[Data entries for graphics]
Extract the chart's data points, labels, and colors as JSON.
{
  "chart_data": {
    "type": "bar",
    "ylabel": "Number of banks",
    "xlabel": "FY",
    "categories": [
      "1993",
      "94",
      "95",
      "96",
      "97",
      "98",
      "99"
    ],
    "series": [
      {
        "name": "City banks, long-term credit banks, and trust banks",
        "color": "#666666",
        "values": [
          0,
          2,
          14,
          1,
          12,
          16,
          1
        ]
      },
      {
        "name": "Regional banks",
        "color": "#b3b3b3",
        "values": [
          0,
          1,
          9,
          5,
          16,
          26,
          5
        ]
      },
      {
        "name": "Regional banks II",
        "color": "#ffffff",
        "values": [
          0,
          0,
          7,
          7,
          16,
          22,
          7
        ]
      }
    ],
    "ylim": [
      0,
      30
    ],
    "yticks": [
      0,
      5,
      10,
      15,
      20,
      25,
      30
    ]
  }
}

__What you should do__. Show all lines from the records above where the word "Regional" occurs.

__Output of the task__.
        "name": "Regional banks",
        "name": "Regional banks II",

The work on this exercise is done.